-- Material shown start --

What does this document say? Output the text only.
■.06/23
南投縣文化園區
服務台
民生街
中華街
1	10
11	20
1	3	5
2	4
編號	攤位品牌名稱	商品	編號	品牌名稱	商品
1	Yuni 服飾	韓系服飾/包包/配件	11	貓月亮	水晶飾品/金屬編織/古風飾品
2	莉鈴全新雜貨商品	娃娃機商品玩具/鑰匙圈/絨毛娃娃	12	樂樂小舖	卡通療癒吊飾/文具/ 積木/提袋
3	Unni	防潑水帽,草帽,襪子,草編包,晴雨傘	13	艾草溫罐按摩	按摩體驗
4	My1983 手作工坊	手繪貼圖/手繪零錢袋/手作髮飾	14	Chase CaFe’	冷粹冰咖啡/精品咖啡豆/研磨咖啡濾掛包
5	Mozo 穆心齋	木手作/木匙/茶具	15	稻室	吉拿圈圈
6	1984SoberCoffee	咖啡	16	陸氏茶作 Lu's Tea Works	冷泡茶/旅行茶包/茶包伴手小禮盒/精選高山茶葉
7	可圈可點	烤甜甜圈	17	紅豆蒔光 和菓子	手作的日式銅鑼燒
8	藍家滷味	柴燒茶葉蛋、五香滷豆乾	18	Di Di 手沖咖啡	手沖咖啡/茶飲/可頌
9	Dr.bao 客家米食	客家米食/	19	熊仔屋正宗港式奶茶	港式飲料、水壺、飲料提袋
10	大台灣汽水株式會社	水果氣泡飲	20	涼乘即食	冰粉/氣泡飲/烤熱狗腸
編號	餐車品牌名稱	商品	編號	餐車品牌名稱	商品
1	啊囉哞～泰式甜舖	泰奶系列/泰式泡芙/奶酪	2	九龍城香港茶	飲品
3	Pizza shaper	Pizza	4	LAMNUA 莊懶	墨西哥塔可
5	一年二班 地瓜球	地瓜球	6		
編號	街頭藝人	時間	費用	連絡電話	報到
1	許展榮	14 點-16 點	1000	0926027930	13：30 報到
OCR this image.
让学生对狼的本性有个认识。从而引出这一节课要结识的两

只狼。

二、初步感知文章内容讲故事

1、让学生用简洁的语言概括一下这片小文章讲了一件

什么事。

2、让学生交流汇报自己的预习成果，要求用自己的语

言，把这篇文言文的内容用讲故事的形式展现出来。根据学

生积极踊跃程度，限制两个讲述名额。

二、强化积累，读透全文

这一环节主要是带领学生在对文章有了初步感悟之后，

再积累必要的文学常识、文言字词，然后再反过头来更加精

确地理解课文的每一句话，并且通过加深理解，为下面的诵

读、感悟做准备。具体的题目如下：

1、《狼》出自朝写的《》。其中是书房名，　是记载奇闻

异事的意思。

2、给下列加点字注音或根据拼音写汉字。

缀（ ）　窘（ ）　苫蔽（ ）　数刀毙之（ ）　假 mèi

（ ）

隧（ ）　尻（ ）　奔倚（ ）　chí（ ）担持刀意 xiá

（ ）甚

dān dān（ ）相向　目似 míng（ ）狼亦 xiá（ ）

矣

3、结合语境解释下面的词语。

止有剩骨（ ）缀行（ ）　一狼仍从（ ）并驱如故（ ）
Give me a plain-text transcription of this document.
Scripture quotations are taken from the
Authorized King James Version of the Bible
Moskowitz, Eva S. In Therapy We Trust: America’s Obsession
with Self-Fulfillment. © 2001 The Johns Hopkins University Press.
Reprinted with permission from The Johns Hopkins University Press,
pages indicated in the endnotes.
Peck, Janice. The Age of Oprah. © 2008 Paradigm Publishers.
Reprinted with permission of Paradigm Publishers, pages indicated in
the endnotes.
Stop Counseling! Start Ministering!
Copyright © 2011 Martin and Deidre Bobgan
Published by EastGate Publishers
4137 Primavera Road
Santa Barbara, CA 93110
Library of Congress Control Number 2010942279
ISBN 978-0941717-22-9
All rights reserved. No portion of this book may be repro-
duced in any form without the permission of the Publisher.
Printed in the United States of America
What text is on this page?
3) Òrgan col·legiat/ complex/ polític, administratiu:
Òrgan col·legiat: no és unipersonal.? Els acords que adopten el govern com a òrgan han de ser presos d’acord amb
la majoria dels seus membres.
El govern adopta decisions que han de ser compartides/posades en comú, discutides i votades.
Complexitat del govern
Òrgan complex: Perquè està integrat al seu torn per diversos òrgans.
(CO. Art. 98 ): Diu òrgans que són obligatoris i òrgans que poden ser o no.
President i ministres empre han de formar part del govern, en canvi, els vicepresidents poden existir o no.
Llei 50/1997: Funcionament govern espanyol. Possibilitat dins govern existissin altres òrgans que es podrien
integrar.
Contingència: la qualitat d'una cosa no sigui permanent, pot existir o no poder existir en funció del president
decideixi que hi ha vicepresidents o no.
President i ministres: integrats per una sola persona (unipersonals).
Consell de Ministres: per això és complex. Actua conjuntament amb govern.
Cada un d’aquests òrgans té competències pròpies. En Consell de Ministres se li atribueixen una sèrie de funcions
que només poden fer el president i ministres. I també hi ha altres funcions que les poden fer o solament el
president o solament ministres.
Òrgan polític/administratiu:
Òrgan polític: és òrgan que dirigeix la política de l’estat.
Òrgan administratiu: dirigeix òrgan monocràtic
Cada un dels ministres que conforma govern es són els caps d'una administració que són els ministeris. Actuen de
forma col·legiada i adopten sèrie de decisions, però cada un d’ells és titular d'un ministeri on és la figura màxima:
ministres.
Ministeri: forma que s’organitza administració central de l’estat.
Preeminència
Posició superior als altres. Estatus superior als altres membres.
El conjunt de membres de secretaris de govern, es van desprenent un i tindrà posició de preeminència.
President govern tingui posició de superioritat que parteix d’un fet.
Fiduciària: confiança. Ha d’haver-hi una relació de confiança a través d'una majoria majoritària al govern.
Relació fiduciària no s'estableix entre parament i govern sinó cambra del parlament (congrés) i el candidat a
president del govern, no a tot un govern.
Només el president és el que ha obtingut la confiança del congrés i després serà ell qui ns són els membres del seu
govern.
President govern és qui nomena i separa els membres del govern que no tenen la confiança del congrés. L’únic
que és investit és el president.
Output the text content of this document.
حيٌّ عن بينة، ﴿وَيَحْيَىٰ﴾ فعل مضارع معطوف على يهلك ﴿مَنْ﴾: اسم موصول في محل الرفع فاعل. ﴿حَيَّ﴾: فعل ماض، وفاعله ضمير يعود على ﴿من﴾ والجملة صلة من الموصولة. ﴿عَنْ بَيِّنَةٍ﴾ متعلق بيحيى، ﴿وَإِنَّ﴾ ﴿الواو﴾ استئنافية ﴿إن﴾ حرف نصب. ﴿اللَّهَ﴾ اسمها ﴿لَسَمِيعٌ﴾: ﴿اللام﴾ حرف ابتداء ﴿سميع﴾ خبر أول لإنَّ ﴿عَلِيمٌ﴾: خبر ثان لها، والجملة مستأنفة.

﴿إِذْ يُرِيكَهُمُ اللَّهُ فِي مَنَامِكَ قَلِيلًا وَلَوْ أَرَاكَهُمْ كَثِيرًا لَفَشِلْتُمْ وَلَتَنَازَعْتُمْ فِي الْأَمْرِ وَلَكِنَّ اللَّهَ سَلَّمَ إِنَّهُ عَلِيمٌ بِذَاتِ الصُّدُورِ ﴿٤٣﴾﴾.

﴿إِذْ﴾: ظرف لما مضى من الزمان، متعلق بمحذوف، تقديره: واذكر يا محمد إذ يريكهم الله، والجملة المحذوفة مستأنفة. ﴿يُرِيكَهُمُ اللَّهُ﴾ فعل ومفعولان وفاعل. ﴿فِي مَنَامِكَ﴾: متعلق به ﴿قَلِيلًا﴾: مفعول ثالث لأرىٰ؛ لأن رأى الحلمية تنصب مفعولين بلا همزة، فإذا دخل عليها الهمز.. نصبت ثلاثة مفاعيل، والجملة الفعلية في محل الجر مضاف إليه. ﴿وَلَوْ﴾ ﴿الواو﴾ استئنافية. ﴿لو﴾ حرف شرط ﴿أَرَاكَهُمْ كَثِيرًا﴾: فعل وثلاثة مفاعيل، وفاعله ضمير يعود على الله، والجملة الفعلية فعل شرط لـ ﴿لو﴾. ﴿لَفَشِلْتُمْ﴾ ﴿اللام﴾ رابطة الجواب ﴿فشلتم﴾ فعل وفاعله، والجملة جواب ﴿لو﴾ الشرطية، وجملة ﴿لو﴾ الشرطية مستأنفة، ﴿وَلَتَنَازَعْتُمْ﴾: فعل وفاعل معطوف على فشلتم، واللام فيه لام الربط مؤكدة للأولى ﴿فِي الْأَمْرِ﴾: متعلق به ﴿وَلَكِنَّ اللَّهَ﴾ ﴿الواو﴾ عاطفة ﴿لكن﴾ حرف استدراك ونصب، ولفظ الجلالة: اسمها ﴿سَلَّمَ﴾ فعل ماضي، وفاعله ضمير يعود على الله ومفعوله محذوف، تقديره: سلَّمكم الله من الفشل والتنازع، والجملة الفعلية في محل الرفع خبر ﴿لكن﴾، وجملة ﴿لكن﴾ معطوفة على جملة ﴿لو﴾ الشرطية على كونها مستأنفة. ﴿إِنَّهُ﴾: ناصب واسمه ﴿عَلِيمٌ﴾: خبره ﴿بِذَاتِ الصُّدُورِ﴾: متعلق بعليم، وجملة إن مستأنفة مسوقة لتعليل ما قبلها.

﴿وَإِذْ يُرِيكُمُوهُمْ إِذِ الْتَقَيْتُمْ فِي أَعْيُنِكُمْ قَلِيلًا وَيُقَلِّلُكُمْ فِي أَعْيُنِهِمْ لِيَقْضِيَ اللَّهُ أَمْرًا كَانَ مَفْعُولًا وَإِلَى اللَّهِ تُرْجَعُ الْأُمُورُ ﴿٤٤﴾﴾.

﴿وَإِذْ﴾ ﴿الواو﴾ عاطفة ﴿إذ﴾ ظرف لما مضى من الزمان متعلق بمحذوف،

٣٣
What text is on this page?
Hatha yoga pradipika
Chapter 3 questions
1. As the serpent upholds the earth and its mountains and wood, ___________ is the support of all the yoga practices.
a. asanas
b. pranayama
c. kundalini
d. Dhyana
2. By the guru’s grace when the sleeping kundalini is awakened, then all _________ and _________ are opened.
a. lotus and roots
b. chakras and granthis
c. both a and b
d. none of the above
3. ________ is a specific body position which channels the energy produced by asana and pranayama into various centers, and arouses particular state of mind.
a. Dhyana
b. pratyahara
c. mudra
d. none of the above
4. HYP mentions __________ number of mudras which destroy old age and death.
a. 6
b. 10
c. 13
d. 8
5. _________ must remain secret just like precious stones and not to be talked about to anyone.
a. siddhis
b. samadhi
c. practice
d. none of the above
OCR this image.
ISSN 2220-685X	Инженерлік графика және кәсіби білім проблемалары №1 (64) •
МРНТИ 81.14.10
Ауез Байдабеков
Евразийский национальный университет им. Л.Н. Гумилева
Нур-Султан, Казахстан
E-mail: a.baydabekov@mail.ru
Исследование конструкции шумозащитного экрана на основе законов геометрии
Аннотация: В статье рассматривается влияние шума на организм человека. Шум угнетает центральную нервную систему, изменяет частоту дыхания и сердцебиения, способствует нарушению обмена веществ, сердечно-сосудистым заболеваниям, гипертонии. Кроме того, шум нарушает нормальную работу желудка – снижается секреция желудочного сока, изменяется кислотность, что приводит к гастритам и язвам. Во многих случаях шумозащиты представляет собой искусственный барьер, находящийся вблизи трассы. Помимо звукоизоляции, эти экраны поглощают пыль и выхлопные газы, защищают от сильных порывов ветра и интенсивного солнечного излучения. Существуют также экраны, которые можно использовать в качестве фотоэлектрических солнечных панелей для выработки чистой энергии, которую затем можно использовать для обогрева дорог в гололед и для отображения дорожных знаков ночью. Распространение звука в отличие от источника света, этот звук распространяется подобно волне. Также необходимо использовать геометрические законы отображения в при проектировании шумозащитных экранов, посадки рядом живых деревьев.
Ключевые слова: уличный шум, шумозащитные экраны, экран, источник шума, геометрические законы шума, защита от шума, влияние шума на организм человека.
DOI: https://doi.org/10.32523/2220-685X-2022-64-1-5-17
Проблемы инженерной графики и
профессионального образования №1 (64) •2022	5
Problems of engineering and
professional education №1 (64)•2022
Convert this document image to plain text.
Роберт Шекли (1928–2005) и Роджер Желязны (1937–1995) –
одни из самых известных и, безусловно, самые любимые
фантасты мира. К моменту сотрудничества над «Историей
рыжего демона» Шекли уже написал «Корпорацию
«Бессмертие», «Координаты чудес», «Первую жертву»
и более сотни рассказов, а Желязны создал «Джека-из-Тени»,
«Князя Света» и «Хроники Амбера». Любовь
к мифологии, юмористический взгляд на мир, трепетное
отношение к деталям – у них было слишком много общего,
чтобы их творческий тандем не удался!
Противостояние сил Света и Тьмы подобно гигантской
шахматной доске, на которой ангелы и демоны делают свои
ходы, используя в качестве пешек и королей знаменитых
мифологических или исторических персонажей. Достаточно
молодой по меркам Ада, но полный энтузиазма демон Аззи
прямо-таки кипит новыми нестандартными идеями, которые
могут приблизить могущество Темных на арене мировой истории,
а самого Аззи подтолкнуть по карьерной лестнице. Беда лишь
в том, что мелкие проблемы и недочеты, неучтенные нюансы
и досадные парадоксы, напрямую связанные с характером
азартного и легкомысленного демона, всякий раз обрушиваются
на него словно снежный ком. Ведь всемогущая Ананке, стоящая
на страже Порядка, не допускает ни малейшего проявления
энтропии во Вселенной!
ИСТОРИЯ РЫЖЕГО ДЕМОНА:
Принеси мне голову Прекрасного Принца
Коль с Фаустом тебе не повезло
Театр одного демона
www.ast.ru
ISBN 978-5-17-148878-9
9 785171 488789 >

-- Material shown end --

Tell how many lines in the material contain the word "from". Only the number is wanted.

2